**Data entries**
..........

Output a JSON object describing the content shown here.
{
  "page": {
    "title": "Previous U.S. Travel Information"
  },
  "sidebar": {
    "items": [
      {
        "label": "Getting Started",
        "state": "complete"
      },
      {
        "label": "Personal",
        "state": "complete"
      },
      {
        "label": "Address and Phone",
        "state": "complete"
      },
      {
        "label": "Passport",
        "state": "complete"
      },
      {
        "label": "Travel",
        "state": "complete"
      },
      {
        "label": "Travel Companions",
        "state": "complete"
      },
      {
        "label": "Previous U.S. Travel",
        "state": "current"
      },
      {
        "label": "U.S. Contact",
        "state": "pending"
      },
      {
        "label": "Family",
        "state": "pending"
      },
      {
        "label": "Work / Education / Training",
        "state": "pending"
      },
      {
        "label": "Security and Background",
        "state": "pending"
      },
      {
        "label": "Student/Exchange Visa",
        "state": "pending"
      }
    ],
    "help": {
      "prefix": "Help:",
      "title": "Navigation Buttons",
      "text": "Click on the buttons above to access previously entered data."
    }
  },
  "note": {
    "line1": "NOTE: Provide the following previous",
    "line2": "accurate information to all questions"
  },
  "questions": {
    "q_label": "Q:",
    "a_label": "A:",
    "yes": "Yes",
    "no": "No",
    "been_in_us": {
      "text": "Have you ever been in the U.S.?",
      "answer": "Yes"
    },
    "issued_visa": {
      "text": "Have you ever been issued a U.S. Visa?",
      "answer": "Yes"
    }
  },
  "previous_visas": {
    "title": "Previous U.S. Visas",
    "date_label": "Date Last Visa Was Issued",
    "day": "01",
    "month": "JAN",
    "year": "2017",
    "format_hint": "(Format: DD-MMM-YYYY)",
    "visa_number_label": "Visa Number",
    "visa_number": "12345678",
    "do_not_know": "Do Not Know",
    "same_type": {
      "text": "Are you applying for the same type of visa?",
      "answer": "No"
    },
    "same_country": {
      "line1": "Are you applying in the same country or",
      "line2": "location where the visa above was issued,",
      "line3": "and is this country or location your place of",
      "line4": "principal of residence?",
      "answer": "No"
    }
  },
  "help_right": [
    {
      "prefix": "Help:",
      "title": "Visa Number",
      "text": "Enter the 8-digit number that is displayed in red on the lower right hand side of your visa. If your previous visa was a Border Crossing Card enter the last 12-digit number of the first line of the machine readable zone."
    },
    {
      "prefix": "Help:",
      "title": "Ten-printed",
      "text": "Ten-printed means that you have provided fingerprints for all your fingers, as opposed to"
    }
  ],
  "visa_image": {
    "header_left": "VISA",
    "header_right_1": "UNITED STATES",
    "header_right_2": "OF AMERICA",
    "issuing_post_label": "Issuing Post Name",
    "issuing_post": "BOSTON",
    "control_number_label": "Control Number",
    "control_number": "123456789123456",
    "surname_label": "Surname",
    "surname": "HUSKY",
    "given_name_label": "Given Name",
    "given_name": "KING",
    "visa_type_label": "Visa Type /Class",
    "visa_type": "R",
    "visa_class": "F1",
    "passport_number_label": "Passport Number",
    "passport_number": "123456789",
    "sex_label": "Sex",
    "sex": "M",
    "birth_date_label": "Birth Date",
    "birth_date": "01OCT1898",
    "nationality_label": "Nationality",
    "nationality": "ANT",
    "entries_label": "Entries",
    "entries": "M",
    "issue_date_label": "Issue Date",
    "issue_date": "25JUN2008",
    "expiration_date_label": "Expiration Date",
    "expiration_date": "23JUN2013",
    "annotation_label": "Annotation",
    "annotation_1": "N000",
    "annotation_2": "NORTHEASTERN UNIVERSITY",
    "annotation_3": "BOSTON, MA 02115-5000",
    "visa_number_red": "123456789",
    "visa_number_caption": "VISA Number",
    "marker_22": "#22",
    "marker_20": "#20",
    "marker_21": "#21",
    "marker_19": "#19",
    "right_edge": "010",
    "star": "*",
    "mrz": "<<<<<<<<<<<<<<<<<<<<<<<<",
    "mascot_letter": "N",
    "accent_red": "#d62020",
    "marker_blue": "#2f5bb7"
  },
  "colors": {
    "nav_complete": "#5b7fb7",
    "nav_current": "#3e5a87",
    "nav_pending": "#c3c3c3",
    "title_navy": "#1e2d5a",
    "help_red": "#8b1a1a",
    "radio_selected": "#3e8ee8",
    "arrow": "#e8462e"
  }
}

..........

**Given request**
Give the count of lines that hold the word "Travel", with nothing added.

**Response below**
4